• [STATED EXERCISE]: In full and without deviation, write out the entries that follow.
━━━ THE RECORDS
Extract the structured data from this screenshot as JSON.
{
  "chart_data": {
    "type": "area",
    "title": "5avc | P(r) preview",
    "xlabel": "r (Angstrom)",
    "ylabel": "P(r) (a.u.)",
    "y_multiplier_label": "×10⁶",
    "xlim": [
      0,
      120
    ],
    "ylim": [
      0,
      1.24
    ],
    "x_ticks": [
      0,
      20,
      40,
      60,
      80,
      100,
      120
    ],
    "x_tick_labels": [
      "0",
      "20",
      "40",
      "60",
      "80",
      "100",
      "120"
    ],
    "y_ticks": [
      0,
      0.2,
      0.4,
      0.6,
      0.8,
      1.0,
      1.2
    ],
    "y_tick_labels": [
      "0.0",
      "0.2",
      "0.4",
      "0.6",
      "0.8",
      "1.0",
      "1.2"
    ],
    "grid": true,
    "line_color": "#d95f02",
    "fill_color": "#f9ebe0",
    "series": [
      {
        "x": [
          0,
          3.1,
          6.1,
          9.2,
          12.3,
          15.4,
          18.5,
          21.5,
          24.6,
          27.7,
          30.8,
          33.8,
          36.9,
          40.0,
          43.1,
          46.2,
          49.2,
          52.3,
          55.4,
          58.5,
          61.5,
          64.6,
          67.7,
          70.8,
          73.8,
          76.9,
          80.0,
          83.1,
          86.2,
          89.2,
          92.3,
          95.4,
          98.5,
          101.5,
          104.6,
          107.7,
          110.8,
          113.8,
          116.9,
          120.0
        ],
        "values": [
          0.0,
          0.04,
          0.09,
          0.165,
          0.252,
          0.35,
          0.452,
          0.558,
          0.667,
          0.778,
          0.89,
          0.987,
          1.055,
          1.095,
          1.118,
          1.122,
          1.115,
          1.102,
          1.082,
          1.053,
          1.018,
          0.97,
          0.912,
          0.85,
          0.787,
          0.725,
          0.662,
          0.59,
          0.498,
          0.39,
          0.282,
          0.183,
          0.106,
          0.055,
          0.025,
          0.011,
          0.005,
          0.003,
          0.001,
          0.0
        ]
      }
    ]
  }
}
━━━━━━
• [WORKED SOLUTION]:
Extract the structured data from this screenshot as JSON.
{
  "chart_data": {
    "type": "area",
    "title": "5avc | P(r) preview",
    "xlabel": "r (Angstrom)",
    "ylabel": "P(r) (a.u.)",
    "y_multiplier_label": "×10⁶",
    "xlim": [
      0,
      120
    ],
    "ylim": [
      0,
      1.24
    ],
    "x_ticks": [
      0,
      20,
      40,
      60,
      80,
      100,
      120
    ],
    "x_tick_labels": [
      "0",
      "20",
      "40",
      "60",
      "80",
      "100",
      "120"
    ],
    "y_ticks": [
      0,
      0.2,
      0.4,
      0.6,
      0.8,
      1.0,
      1.2
    ],
    "y_tick_labels": [
      "0.0",
      "0.2",
      "0.4",
      "0.6",
      "0.8",
      "1.0",
      "1.2"
    ],
    "grid": true,
    "line_color": "#d95f02",
    "fill_color": "#f9ebe0",
    "series": [
      {
        "x": [
          0,
          3.1,
          6.1,
          9.2,
          12.3,
          15.4,
          18.5,
          21.5,
          24.6,
          27.7,
          30.8,
          33.8,
          36.9,
          40.0,
          43.1,
          46.2,
          49.2,
          52.3,
          55.4,
          58.5,
          61.5,
          64.6,
          67.7,
          70.8,
          73.8,
          76.9,
          80.0,
          83.1,
          86.2,
          89.2,
          92.3,
          95.4,
          98.5,
          101.5,
          104.6,
          107.7,
          110.8,
          113.8,
          116.9,
          120.0
        ],
        "values": [
          0.0,
          0.04,
          0.09,
          0.165,
          0.252,
          0.35,
          0.452,
          0.558,
          0.667,
          0.778,
          0.89,
          0.987,
          1.055,
          1.095,
          1.118,
          1.122,
          1.115,
          1.102,
          1.082,
          1.053,
          1.018,
          0.97,
          0.912,
          0.85,
          0.787,
          0.725,
          0.662,
          0.59,
          0.498,
          0.39,
          0.282,
          0.183,
          0.106,
          0.055,
          0.025,
          0.011,
          0.005,
          0.003,
          0.001,
          0.0
        ]
      }
    ]
  }
}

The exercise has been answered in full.